*OBJECTIVE:*
List each line of the items below that contains the string "Aging", copying every such line in full.

*PROVIDED DATA:*

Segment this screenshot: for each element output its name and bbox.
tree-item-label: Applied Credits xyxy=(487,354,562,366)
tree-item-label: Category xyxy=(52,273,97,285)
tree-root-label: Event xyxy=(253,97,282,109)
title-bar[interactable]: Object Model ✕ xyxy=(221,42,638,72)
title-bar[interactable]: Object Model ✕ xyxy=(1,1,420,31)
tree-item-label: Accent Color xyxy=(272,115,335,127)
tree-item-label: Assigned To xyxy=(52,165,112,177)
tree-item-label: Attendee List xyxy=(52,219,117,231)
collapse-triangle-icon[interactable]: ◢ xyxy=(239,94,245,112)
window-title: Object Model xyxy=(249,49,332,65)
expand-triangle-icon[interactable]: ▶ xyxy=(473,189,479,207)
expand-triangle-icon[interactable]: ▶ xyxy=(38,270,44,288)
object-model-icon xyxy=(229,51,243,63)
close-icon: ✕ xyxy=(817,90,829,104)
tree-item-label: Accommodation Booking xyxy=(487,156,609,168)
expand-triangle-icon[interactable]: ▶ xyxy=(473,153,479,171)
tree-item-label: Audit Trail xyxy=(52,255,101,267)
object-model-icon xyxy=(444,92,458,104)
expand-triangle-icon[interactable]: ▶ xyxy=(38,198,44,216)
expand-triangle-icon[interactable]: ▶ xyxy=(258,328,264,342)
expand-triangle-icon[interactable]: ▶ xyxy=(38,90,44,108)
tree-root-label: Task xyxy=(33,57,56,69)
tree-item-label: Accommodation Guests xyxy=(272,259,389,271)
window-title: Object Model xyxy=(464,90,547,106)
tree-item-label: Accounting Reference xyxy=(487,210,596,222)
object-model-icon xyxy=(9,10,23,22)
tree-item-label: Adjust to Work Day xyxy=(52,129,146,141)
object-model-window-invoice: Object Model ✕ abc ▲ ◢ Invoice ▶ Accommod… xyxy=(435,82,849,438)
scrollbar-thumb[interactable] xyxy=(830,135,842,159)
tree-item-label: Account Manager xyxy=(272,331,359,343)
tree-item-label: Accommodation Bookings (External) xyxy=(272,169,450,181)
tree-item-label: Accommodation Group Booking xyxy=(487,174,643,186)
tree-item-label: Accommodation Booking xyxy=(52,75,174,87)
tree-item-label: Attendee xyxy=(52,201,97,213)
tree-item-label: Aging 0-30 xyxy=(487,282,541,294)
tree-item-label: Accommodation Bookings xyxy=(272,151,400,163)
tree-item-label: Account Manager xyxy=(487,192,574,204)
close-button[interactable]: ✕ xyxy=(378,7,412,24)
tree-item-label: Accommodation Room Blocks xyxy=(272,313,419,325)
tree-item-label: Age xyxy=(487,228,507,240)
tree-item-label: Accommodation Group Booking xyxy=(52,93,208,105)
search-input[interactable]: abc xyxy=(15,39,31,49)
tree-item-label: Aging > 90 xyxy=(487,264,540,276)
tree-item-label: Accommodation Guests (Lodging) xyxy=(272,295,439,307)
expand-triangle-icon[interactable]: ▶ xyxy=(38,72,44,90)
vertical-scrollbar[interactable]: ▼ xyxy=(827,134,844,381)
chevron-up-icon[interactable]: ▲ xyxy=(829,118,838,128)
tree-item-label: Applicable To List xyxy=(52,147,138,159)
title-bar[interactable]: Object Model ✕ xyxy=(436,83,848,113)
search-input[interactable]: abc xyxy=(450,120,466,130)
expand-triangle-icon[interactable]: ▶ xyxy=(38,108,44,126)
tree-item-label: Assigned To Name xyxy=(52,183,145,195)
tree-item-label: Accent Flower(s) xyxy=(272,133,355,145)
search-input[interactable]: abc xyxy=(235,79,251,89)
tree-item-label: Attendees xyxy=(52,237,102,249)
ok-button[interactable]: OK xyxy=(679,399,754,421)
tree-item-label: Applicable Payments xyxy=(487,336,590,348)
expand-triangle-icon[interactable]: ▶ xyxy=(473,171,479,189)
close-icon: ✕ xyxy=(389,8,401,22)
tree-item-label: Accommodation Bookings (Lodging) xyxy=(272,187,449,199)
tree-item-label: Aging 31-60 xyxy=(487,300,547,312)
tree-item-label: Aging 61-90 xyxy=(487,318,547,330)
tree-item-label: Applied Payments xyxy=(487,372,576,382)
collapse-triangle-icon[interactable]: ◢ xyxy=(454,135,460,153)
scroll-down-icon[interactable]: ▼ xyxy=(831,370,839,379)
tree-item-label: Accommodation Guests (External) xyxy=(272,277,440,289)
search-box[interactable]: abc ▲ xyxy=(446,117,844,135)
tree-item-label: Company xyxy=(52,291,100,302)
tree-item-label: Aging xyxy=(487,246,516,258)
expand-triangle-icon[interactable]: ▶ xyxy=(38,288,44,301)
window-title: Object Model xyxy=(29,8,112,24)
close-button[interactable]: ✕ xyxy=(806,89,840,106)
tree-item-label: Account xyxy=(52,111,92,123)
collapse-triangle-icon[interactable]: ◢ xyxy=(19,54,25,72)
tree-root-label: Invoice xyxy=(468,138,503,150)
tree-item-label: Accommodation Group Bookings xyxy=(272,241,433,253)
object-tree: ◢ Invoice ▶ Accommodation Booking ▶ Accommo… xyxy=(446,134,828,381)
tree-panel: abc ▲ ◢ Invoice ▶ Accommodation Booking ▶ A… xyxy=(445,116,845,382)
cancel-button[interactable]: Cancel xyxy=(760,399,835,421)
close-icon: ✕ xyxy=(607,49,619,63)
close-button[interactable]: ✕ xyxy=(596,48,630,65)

*SOLUTION TO THE EXERCISE:*
tree-item-label: Aging 0-30 xyxy=(487,282,541,294)
tree-item-label: Aging > 90 xyxy=(487,264,540,276)
tree-item-label: Aging 31-60 xyxy=(487,300,547,312)
tree-item-label: Aging 61-90 xyxy=(487,318,547,330)
tree-item-label: Aging xyxy=(487,246,516,258)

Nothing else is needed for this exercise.